- Problem to work on
Your task is to write out the complete listing exactly as it is shown.

- Data in this exercise
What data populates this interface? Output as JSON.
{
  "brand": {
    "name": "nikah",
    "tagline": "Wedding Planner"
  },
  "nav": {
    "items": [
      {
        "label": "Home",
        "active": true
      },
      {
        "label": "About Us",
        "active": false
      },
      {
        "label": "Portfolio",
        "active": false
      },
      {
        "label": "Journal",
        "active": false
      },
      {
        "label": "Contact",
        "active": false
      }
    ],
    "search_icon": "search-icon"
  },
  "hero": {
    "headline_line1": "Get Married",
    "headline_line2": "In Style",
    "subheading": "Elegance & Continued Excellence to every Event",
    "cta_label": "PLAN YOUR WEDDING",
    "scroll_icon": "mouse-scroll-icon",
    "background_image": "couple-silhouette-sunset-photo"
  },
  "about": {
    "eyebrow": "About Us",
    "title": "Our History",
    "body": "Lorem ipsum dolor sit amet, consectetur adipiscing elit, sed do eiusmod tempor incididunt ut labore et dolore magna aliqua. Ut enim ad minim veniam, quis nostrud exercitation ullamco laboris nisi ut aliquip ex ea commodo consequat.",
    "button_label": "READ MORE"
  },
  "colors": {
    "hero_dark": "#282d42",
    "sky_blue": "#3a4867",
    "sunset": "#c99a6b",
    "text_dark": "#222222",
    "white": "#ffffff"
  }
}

- Complete response
What data populates this interface? Output as JSON.
{
  "brand": {
    "name": "nikah",
    "tagline": "Wedding Planner"
  },
  "nav": {
    "items": [
      {
        "label": "Home",
        "active": true
      },
      {
        "label": "About Us",
        "active": false
      },
      {
        "label": "Portfolio",
        "active": false
      },
      {
        "label": "Journal",
        "active": false
      },
      {
        "label": "Contact",
        "active": false
      }
    ],
    "search_icon": "search-icon"
  },
  "hero": {
    "headline_line1": "Get Married",
    "headline_line2": "In Style",
    "subheading": "Elegance & Continued Excellence to every Event",
    "cta_label": "PLAN YOUR WEDDING",
    "scroll_icon": "mouse-scroll-icon",
    "background_image": "couple-silhouette-sunset-photo"
  },
  "about": {
    "eyebrow": "About Us",
    "title": "Our History",
    "body": "Lorem ipsum dolor sit amet, consectetur adipiscing elit, sed do eiusmod tempor incididunt ut labore et dolore magna aliqua. Ut enim ad minim veniam, quis nostrud exercitation ullamco laboris nisi ut aliquip ex ea commodo consequat.",
    "button_label": "READ MORE"
  },
  "colors": {
    "hero_dark": "#282d42",
    "sky_blue": "#3a4867",
    "sunset": "#c99a6b",
    "text_dark": "#222222",
    "white": "#ffffff"
  }
}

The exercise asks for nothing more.